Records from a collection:
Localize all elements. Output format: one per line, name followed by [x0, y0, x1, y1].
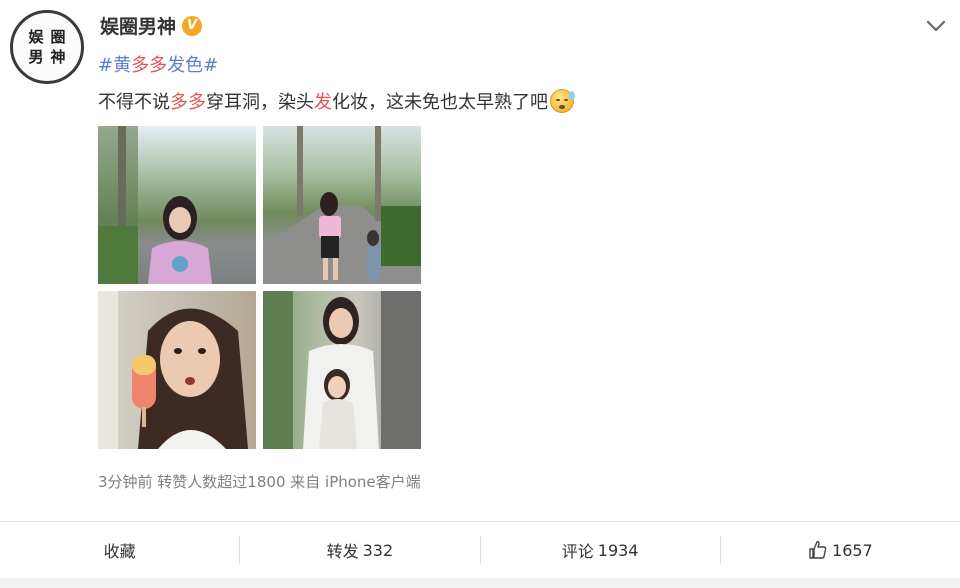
photo-illustration: [263, 291, 421, 449]
comment-count: 1934: [597, 540, 639, 560]
comment-button[interactable]: 评论 1934: [481, 538, 720, 562]
content-text: 化妆，这未免也太早熟了吧: [332, 92, 548, 113]
like-button[interactable]: 1657: [721, 540, 960, 560]
chevron-down-icon[interactable]: [924, 14, 948, 38]
avatar-char: 男: [28, 47, 44, 66]
topic-text: 黄: [113, 55, 132, 76]
like-count: 1657: [832, 540, 873, 560]
favorite-label: 收藏: [103, 542, 136, 561]
post-meta: 3分钟前 转赞人数超过1800 来自 iPhone客户端: [98, 473, 421, 491]
repost-label: 转发: [326, 542, 359, 561]
topic-hash: #: [98, 55, 114, 76]
avatar[interactable]: 娱 圈 男 神: [10, 10, 84, 84]
verified-badge-icon: V: [182, 15, 203, 36]
topic-link[interactable]: #黄多多发色#: [98, 51, 218, 77]
footer-strip: [0, 578, 960, 588]
photo-girl-street[interactable]: [98, 126, 256, 284]
photo-illustration: [98, 291, 248, 449]
photo-illustration: [98, 126, 212, 284]
post-content: 不得不说 多多 穿耳洞，染头发化妆，这未免也太早熟了吧: [98, 88, 575, 114]
avatar-char: 娱: [28, 27, 44, 46]
username[interactable]: 娱圈男神 V: [100, 12, 203, 39]
username-text[interactable]: 娱圈男神: [100, 12, 176, 39]
repost-button[interactable]: 转发 332: [240, 538, 479, 562]
content-highlight: 多多: [170, 92, 206, 113]
favorite-button[interactable]: 收藏: [0, 538, 239, 562]
thumbs-up-icon: [809, 541, 827, 559]
topic-highlight: 多多: [131, 55, 168, 76]
avatar-char: 神: [50, 47, 66, 66]
content-highlight: 发: [314, 92, 332, 113]
topic-text: 发色: [167, 55, 204, 76]
photo-illustration: [263, 126, 421, 284]
photo-walking-street[interactable]: [263, 126, 421, 284]
action-bar: 收藏 转发 332 评论 1934 1657: [0, 522, 960, 578]
repost-count: 332: [362, 540, 394, 560]
content-text: 穿耳洞，染头: [206, 92, 314, 113]
sweat-smile-emoji-icon: [550, 89, 575, 113]
topic-hash: #: [203, 55, 219, 76]
avatar-char: 圈: [50, 27, 66, 46]
photo-mother-daughter[interactable]: [263, 291, 421, 449]
photo-grid: [98, 126, 421, 449]
comment-label: 评论: [561, 542, 594, 561]
content-text: 不得不说: [98, 92, 170, 113]
photo-girl-icecream[interactable]: [98, 291, 256, 449]
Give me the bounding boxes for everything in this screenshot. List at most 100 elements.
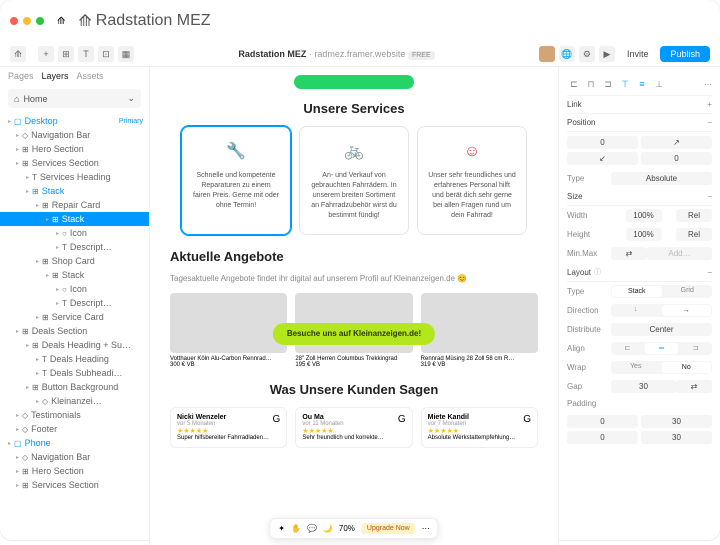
- close-dot[interactable]: [10, 17, 18, 25]
- min-dot[interactable]: [23, 17, 31, 25]
- whatsapp-button: [294, 75, 414, 89]
- tree-item[interactable]: ▸◇Navigation Bar: [0, 128, 149, 142]
- tree-item[interactable]: ▸TDescript…: [0, 240, 149, 254]
- moon-icon[interactable]: 🌙: [323, 524, 333, 533]
- tree-item[interactable]: ▸▢DesktopPrimary: [0, 114, 149, 128]
- insert-icon[interactable]: +: [38, 46, 54, 62]
- pos-y-input[interactable]: 0: [641, 152, 712, 165]
- distribute-select[interactable]: Center: [611, 323, 712, 336]
- tree-item[interactable]: ▸⊞Shop Card: [0, 254, 149, 268]
- avatar[interactable]: [539, 46, 555, 62]
- canvas-toolbar: ✦ ✋ 💬 🌙 70% Upgrade Now ⋯: [269, 518, 438, 539]
- tree-item[interactable]: ▸⊞Service Card: [0, 310, 149, 324]
- panel-tabs: Pages Layers Assets: [0, 67, 149, 85]
- align-seg[interactable]: ⊏═⊐: [611, 342, 712, 355]
- cms-icon[interactable]: ⊡: [98, 46, 114, 62]
- tree-item[interactable]: ▸▢Phone: [0, 436, 149, 450]
- upgrade-button[interactable]: Upgrade Now: [361, 523, 416, 534]
- tree-item[interactable]: ▸TDeals Subheadi…: [0, 366, 149, 380]
- tab-layers[interactable]: Layers: [42, 71, 69, 81]
- publish-button[interactable]: Publish: [660, 46, 710, 62]
- browser-tab[interactable]: ⟰ Radstation MEZ: [70, 8, 218, 34]
- toolbar: ⟰ + ⊞ T ⊡ ▦ Radstation MEZ · radmez.fram…: [0, 42, 720, 67]
- tab-assets[interactable]: Assets: [77, 71, 104, 81]
- tree-item[interactable]: ▸⊞Services Section: [0, 478, 149, 492]
- canvas[interactable]: Unsere Services 🔧Schnelle und kompetente…: [150, 67, 558, 545]
- minmax-input[interactable]: Add…: [647, 247, 712, 260]
- tree-item[interactable]: ▸⊞Repair Card: [0, 198, 149, 212]
- layout-type-seg[interactable]: StackGrid: [611, 285, 712, 298]
- tree-item[interactable]: ▸◇Navigation Bar: [0, 450, 149, 464]
- link-section[interactable]: Link+: [567, 96, 712, 114]
- tree-item[interactable]: ▸○Icon: [0, 282, 149, 296]
- play-icon[interactable]: ▶: [599, 46, 615, 62]
- window-controls: ⟰ ⟰ Radstation MEZ: [0, 0, 720, 42]
- wrench-icon: 🔧: [192, 141, 280, 163]
- max-dot[interactable]: [36, 17, 44, 25]
- service-card[interactable]: ☺Unser sehr freundliches und erfahrenes …: [417, 126, 527, 235]
- cursor-icon[interactable]: ✦: [278, 524, 285, 533]
- tree-item[interactable]: ▸⊞Hero Section: [0, 142, 149, 156]
- tree-item[interactable]: ▸⊞Deals Heading + Su…: [0, 338, 149, 352]
- align-top-icon[interactable]: ⊤: [618, 77, 632, 91]
- align-left-icon[interactable]: ⊏: [567, 77, 581, 91]
- width-input[interactable]: 100%: [626, 209, 662, 222]
- align-bottom-icon[interactable]: ⊥: [652, 77, 666, 91]
- tree-item[interactable]: ▸⊞Stack: [0, 212, 149, 226]
- align-right-icon[interactable]: ⊐: [601, 77, 615, 91]
- pos-bl-input[interactable]: ↙: [567, 152, 638, 165]
- services-heading: Unsere Services: [170, 101, 538, 116]
- gap-input[interactable]: 30: [611, 380, 676, 393]
- cta-pill[interactable]: Besuche uns auf Kleinanzeigen.de!: [273, 323, 435, 345]
- tree-item[interactable]: ▸◇Footer: [0, 422, 149, 436]
- pad-r-input[interactable]: 30: [641, 415, 712, 428]
- text-icon[interactable]: T: [78, 46, 94, 62]
- height-input[interactable]: 100%: [626, 228, 662, 241]
- hand-icon[interactable]: ✋: [291, 524, 301, 533]
- tree-item[interactable]: ▸⊞Deals Section: [0, 324, 149, 338]
- align-hcenter-icon[interactable]: ⊓: [584, 77, 598, 91]
- gear-icon[interactable]: ⚙: [579, 46, 595, 62]
- width-unit[interactable]: Rel: [676, 209, 712, 222]
- pad-b-input[interactable]: 0: [567, 431, 638, 444]
- tree-item[interactable]: ▸◇Kleinanzei…: [0, 394, 149, 408]
- wrap-seg[interactable]: YesNo: [611, 361, 712, 374]
- invite-button[interactable]: Invite: [619, 46, 657, 62]
- size-section: Size−: [567, 188, 712, 206]
- pad-l-input[interactable]: 30: [641, 431, 712, 444]
- offer-item[interactable]: Votthauer Köln Alu-Carbon Rennrad…300 € …: [170, 293, 287, 368]
- align-vcenter-icon[interactable]: ≡: [635, 77, 649, 91]
- tree-item[interactable]: ▸⊞Services Section: [0, 156, 149, 170]
- height-unit[interactable]: Rel: [676, 228, 712, 241]
- menu-icon[interactable]: ⟰: [10, 46, 26, 62]
- tree-item[interactable]: ▸◇Testimonials: [0, 408, 149, 422]
- pad-t-input[interactable]: 0: [567, 415, 638, 428]
- home-selector[interactable]: ⌂ Home⌄: [8, 89, 141, 108]
- globe-icon[interactable]: 🌐: [559, 46, 575, 62]
- gap-link-icon[interactable]: ⇄: [676, 380, 712, 393]
- tree-item[interactable]: ▸○Icon: [0, 226, 149, 240]
- tree-item[interactable]: ▸⊞Hero Section: [0, 464, 149, 478]
- tree-item[interactable]: ▸TServices Heading: [0, 170, 149, 184]
- tree-item[interactable]: ▸⊞Button Background: [0, 380, 149, 394]
- tree-item[interactable]: ▸⊞Stack: [0, 268, 149, 282]
- tab-pages[interactable]: Pages: [8, 71, 34, 81]
- inspector: ⊏ ⊓ ⊐ ⊤ ≡ ⊥ ⋯ Link+ Position− 0 ↗ ↙ 0 Ty…: [558, 67, 720, 545]
- tree-item[interactable]: ▸TDeals Heading: [0, 352, 149, 366]
- shop-card[interactable]: 🚲An- und Verkauf von gebrauchten Fahrräd…: [299, 126, 409, 235]
- zoom-level[interactable]: 70%: [339, 524, 355, 533]
- pos-type-select[interactable]: Absolute: [611, 172, 712, 185]
- tree-item[interactable]: ▸TDescript…: [0, 296, 149, 310]
- repair-card[interactable]: 🔧Schnelle und kompetente Reparaturen zu …: [181, 126, 291, 235]
- comment-icon[interactable]: 💬: [307, 524, 317, 533]
- direction-seg[interactable]: ↓→: [611, 304, 712, 317]
- offer-item[interactable]: Rennrad Müsing 28 Zoll 58 cm R…319 € VB: [421, 293, 538, 368]
- minmax-toggle[interactable]: ⇄: [611, 247, 647, 260]
- layout-icon[interactable]: ⊞: [58, 46, 74, 62]
- tree-item[interactable]: ▸⊞Stack: [0, 184, 149, 198]
- pos-tr-input[interactable]: ↗: [641, 136, 712, 149]
- grid-icon[interactable]: ▦: [118, 46, 134, 62]
- pos-x-input[interactable]: 0: [567, 136, 638, 149]
- more-icon[interactable]: ⋯: [704, 80, 712, 89]
- more-icon[interactable]: ⋯: [422, 524, 430, 533]
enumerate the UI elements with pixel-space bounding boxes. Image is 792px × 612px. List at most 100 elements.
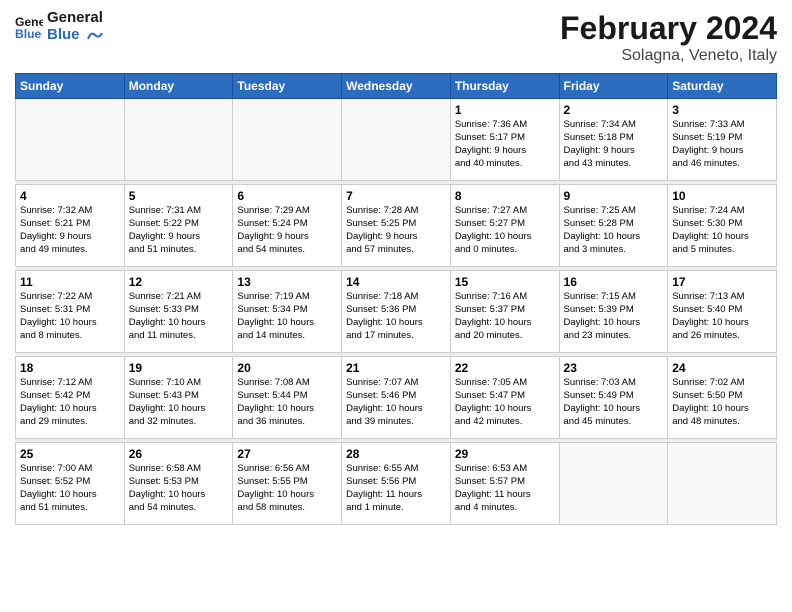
day-number: 28 xyxy=(346,446,446,462)
day-number: 17 xyxy=(672,274,772,290)
day-header-sunday: Sunday xyxy=(16,74,125,99)
day-info: Sunrise: 7:32 AM xyxy=(20,205,120,218)
day-info: Sunrise: 7:21 AM xyxy=(129,291,229,304)
day-header-wednesday: Wednesday xyxy=(342,74,451,99)
day-info: Sunset: 5:47 PM xyxy=(455,390,555,403)
day-info: Sunrise: 7:12 AM xyxy=(20,377,120,390)
day-info: and 49 minutes. xyxy=(20,244,120,257)
day-number: 1 xyxy=(455,102,555,118)
day-info: Daylight: 10 hours xyxy=(564,231,664,244)
day-info: Sunset: 5:28 PM xyxy=(564,218,664,231)
week-row-4: 18Sunrise: 7:12 AMSunset: 5:42 PMDayligh… xyxy=(16,357,777,439)
title-area: February 2024 Solagna, Veneto, Italy xyxy=(560,10,777,65)
day-info: Sunset: 5:19 PM xyxy=(672,132,772,145)
calendar-cell: 17Sunrise: 7:13 AMSunset: 5:40 PMDayligh… xyxy=(668,271,777,353)
day-info: Sunset: 5:33 PM xyxy=(129,304,229,317)
day-info: Sunrise: 7:05 AM xyxy=(455,377,555,390)
day-info: Sunset: 5:30 PM xyxy=(672,218,772,231)
day-info: Sunrise: 7:33 AM xyxy=(672,119,772,132)
day-info: and 57 minutes. xyxy=(346,244,446,257)
day-info: Sunset: 5:22 PM xyxy=(129,218,229,231)
day-info: and 48 minutes. xyxy=(672,416,772,429)
day-header-thursday: Thursday xyxy=(450,74,559,99)
day-info: Daylight: 11 hours xyxy=(346,489,446,502)
calendar-cell: 19Sunrise: 7:10 AMSunset: 5:43 PMDayligh… xyxy=(124,357,233,439)
day-info: Sunrise: 7:22 AM xyxy=(20,291,120,304)
day-info: Sunrise: 7:15 AM xyxy=(564,291,664,304)
day-info: and 17 minutes. xyxy=(346,330,446,343)
day-number: 2 xyxy=(564,102,664,118)
day-info: and 40 minutes. xyxy=(455,158,555,171)
logo-icon: General Blue xyxy=(15,13,43,41)
day-info: Sunrise: 7:34 AM xyxy=(564,119,664,132)
calendar-cell xyxy=(124,99,233,181)
logo-general: General xyxy=(47,10,104,27)
day-number: 13 xyxy=(237,274,337,290)
day-header-saturday: Saturday xyxy=(668,74,777,99)
day-number: 26 xyxy=(129,446,229,462)
day-info: Daylight: 9 hours xyxy=(455,145,555,158)
calendar-cell: 5Sunrise: 7:31 AMSunset: 5:22 PMDaylight… xyxy=(124,185,233,267)
day-info: Daylight: 10 hours xyxy=(20,317,120,330)
calendar-cell: 16Sunrise: 7:15 AMSunset: 5:39 PMDayligh… xyxy=(559,271,668,353)
calendar-cell: 26Sunrise: 6:58 AMSunset: 5:53 PMDayligh… xyxy=(124,443,233,525)
day-info: Daylight: 10 hours xyxy=(455,403,555,416)
calendar-cell: 24Sunrise: 7:02 AMSunset: 5:50 PMDayligh… xyxy=(668,357,777,439)
svg-text:Blue: Blue xyxy=(15,27,42,41)
day-info: Daylight: 10 hours xyxy=(237,317,337,330)
day-info: and 4 minutes. xyxy=(455,502,555,515)
day-info: Daylight: 10 hours xyxy=(20,403,120,416)
calendar-cell: 28Sunrise: 6:55 AMSunset: 5:56 PMDayligh… xyxy=(342,443,451,525)
day-info: Sunset: 5:34 PM xyxy=(237,304,337,317)
day-info: Sunset: 5:44 PM xyxy=(237,390,337,403)
day-header-monday: Monday xyxy=(124,74,233,99)
day-info: Sunset: 5:50 PM xyxy=(672,390,772,403)
day-info: Sunset: 5:36 PM xyxy=(346,304,446,317)
logo-wave-icon xyxy=(86,29,104,41)
calendar-cell: 1Sunrise: 7:36 AMSunset: 5:17 PMDaylight… xyxy=(450,99,559,181)
day-info: Daylight: 10 hours xyxy=(672,403,772,416)
day-number: 6 xyxy=(237,188,337,204)
day-info: and 8 minutes. xyxy=(20,330,120,343)
calendar-cell xyxy=(668,443,777,525)
calendar-cell: 8Sunrise: 7:27 AMSunset: 5:27 PMDaylight… xyxy=(450,185,559,267)
day-number: 9 xyxy=(564,188,664,204)
day-info: Sunrise: 7:10 AM xyxy=(129,377,229,390)
day-number: 19 xyxy=(129,360,229,376)
day-info: and 29 minutes. xyxy=(20,416,120,429)
day-info: Daylight: 9 hours xyxy=(564,145,664,158)
calendar-cell: 29Sunrise: 6:53 AMSunset: 5:57 PMDayligh… xyxy=(450,443,559,525)
calendar-cell: 18Sunrise: 7:12 AMSunset: 5:42 PMDayligh… xyxy=(16,357,125,439)
calendar-cell: 21Sunrise: 7:07 AMSunset: 5:46 PMDayligh… xyxy=(342,357,451,439)
day-info: Daylight: 10 hours xyxy=(672,231,772,244)
day-info: Sunset: 5:37 PM xyxy=(455,304,555,317)
calendar-cell: 14Sunrise: 7:18 AMSunset: 5:36 PMDayligh… xyxy=(342,271,451,353)
day-info: and 54 minutes. xyxy=(237,244,337,257)
calendar-cell: 22Sunrise: 7:05 AMSunset: 5:47 PMDayligh… xyxy=(450,357,559,439)
day-info: Sunset: 5:24 PM xyxy=(237,218,337,231)
day-info: Sunrise: 7:29 AM xyxy=(237,205,337,218)
day-number: 15 xyxy=(455,274,555,290)
day-info: Daylight: 10 hours xyxy=(129,403,229,416)
day-number: 10 xyxy=(672,188,772,204)
day-info: Daylight: 10 hours xyxy=(129,317,229,330)
day-info: Sunrise: 6:56 AM xyxy=(237,463,337,476)
day-info: Daylight: 9 hours xyxy=(346,231,446,244)
day-number: 5 xyxy=(129,188,229,204)
calendar-cell: 15Sunrise: 7:16 AMSunset: 5:37 PMDayligh… xyxy=(450,271,559,353)
day-number: 8 xyxy=(455,188,555,204)
day-number: 24 xyxy=(672,360,772,376)
day-info: Sunrise: 7:02 AM xyxy=(672,377,772,390)
day-info: Daylight: 10 hours xyxy=(564,403,664,416)
day-info: Daylight: 10 hours xyxy=(672,317,772,330)
day-info: Sunset: 5:57 PM xyxy=(455,476,555,489)
day-info: Sunset: 5:17 PM xyxy=(455,132,555,145)
day-info: Sunset: 5:56 PM xyxy=(346,476,446,489)
calendar-page: General Blue General Blue February 2024 … xyxy=(0,0,792,612)
day-info: Daylight: 10 hours xyxy=(455,317,555,330)
calendar-cell: 20Sunrise: 7:08 AMSunset: 5:44 PMDayligh… xyxy=(233,357,342,439)
day-info: Sunrise: 7:28 AM xyxy=(346,205,446,218)
week-row-2: 4Sunrise: 7:32 AMSunset: 5:21 PMDaylight… xyxy=(16,185,777,267)
day-info: Sunset: 5:27 PM xyxy=(455,218,555,231)
day-info: and 1 minute. xyxy=(346,502,446,515)
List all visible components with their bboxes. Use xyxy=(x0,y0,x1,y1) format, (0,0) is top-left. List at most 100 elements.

> **Exercise**: Rewrite the lines from the line with "- close-dot[interactable]: [10, 17, 18, 25]" to the line with "- tree-item[interactable]: ▸TDescript…: [0, 240, 149, 254]", putting "tree-node" in place of "tree-item" and keeping everything else the same.

> **Exercise solution**:
- close-dot[interactable]: [10, 17, 18, 25]
- min-dot[interactable]: [23, 17, 31, 25]
- whatsapp-button: [294, 75, 414, 89]
- tree-node[interactable]: ▸◇Navigation Bar: [0, 128, 149, 142]
- tree-node[interactable]: ▸TDescript…: [0, 240, 149, 254]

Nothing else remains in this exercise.